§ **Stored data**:
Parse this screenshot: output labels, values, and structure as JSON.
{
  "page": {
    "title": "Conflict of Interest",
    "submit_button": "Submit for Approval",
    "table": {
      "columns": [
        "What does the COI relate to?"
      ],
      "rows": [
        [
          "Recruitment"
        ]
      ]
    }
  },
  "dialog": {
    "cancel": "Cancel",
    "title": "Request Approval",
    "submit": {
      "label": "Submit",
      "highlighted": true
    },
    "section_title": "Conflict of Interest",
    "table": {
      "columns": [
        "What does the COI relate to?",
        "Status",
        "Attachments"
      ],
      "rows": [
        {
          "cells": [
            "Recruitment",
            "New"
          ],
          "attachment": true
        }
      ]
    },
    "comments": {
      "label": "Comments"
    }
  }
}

§ **DIRECTIONS**: Would you write down every record again, exactly?

§ **WRITTEN RESPONSE**:
Parse this screenshot: output labels, values, and structure as JSON.
{
  "page": {
    "title": "Conflict of Interest",
    "submit_button": "Submit for Approval",
    "table": {
      "columns": [
        "What does the COI relate to?"
      ],
      "rows": [
        [
          "Recruitment"
        ]
      ]
    }
  },
  "dialog": {
    "cancel": "Cancel",
    "title": "Request Approval",
    "submit": {
      "label": "Submit",
      "highlighted": true
    },
    "section_title": "Conflict of Interest",
    "table": {
      "columns": [
        "What does the COI relate to?",
        "Status",
        "Attachments"
      ],
      "rows": [
        {
          "cells": [
            "Recruitment",
            "New"
          ],
          "attachment": true
        }
      ]
    },
    "comments": {
      "label": "Comments"
    }
  }
}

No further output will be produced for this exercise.